## [Input records]
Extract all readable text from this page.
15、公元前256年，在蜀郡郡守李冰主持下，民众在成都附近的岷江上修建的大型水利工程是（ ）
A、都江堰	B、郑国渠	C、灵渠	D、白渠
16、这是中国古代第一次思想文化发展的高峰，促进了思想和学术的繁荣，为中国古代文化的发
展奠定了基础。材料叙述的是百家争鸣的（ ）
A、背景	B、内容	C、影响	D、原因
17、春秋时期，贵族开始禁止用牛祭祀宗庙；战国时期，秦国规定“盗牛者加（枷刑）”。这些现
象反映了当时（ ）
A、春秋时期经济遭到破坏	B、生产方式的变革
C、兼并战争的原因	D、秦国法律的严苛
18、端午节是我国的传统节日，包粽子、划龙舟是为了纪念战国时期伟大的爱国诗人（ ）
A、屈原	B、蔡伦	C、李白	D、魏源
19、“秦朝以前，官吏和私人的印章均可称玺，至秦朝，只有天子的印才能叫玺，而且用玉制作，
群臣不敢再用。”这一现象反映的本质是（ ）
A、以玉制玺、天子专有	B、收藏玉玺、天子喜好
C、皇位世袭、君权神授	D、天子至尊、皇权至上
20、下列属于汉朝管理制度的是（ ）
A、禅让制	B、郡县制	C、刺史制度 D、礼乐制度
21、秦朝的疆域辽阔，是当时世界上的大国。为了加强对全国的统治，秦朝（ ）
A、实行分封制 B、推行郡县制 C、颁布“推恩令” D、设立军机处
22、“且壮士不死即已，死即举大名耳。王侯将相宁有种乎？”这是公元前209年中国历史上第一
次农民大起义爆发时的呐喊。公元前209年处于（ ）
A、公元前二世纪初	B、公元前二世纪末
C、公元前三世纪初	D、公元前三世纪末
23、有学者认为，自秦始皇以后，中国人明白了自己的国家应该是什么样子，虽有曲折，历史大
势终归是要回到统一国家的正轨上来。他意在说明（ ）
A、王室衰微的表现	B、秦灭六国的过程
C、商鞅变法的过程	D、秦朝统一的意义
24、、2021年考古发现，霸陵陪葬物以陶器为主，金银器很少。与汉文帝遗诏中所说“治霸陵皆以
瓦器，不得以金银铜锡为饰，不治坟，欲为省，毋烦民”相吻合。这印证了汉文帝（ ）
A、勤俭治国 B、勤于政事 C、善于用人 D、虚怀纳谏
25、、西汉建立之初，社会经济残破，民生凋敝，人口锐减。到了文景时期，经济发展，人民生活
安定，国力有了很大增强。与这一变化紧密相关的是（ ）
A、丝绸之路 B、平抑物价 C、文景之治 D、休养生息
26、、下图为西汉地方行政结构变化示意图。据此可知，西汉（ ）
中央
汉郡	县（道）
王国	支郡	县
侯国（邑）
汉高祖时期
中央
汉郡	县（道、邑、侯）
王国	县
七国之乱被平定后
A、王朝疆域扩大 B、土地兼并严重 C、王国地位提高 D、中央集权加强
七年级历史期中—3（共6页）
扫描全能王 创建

## [Task directions]
Repeat the material above in full, exactly as it stands.

## [Output of the exercise]
Extract all readable text from this page.
15、公元前256年，在蜀郡郡守李冰主持下，民众在成都附近的岷江上修建的大型水利工程是（ ）
A、都江堰	B、郑国渠	C、灵渠	D、白渠
16、这是中国古代第一次思想文化发展的高峰，促进了思想和学术的繁荣，为中国古代文化的发
展奠定了基础。材料叙述的是百家争鸣的（ ）
A、背景	B、内容	C、影响	D、原因
17、春秋时期，贵族开始禁止用牛祭祀宗庙；战国时期，秦国规定“盗牛者加（枷刑）”。这些现
象反映了当时（ ）
A、春秋时期经济遭到破坏	B、生产方式的变革
C、兼并战争的原因	D、秦国法律的严苛
18、端午节是我国的传统节日，包粽子、划龙舟是为了纪念战国时期伟大的爱国诗人（ ）
A、屈原	B、蔡伦	C、李白	D、魏源
19、“秦朝以前，官吏和私人的印章均可称玺，至秦朝，只有天子的印才能叫玺，而且用玉制作，
群臣不敢再用。”这一现象反映的本质是（ ）
A、以玉制玺、天子专有	B、收藏玉玺、天子喜好
C、皇位世袭、君权神授	D、天子至尊、皇权至上
20、下列属于汉朝管理制度的是（ ）
A、禅让制	B、郡县制	C、刺史制度 D、礼乐制度
21、秦朝的疆域辽阔，是当时世界上的大国。为了加强对全国的统治，秦朝（ ）
A、实行分封制 B、推行郡县制 C、颁布“推恩令” D、设立军机处
22、“且壮士不死即已，死即举大名耳。王侯将相宁有种乎？”这是公元前209年中国历史上第一
次农民大起义爆发时的呐喊。公元前209年处于（ ）
A、公元前二世纪初	B、公元前二世纪末
C、公元前三世纪初	D、公元前三世纪末
23、有学者认为，自秦始皇以后，中国人明白了自己的国家应该是什么样子，虽有曲折，历史大
势终归是要回到统一国家的正轨上来。他意在说明（ ）
A、王室衰微的表现	B、秦灭六国的过程
C、商鞅变法的过程	D、秦朝统一的意义
24、、2021年考古发现，霸陵陪葬物以陶器为主，金银器很少。与汉文帝遗诏中所说“治霸陵皆以
瓦器，不得以金银铜锡为饰，不治坟，欲为省，毋烦民”相吻合。这印证了汉文帝（ ）
A、勤俭治国 B、勤于政事 C、善于用人 D、虚怀纳谏
25、、西汉建立之初，社会经济残破，民生凋敝，人口锐减。到了文景时期，经济发展，人民生活
安定，国力有了很大增强。与这一变化紧密相关的是（ ）
A、丝绸之路 B、平抑物价 C、文景之治 D、休养生息
26、、下图为西汉地方行政结构变化示意图。据此可知，西汉（ ）
中央
汉郡	县（道）
王国	支郡	县
侯国（邑）
汉高祖时期
中央
汉郡	县（道、邑、侯）
王国	县
七国之乱被平定后
A、王朝疆域扩大 B、土地兼并严重 C、王国地位提高 D、中央集权加强
七年级历史期中—3（共6页）
扫描全能王 创建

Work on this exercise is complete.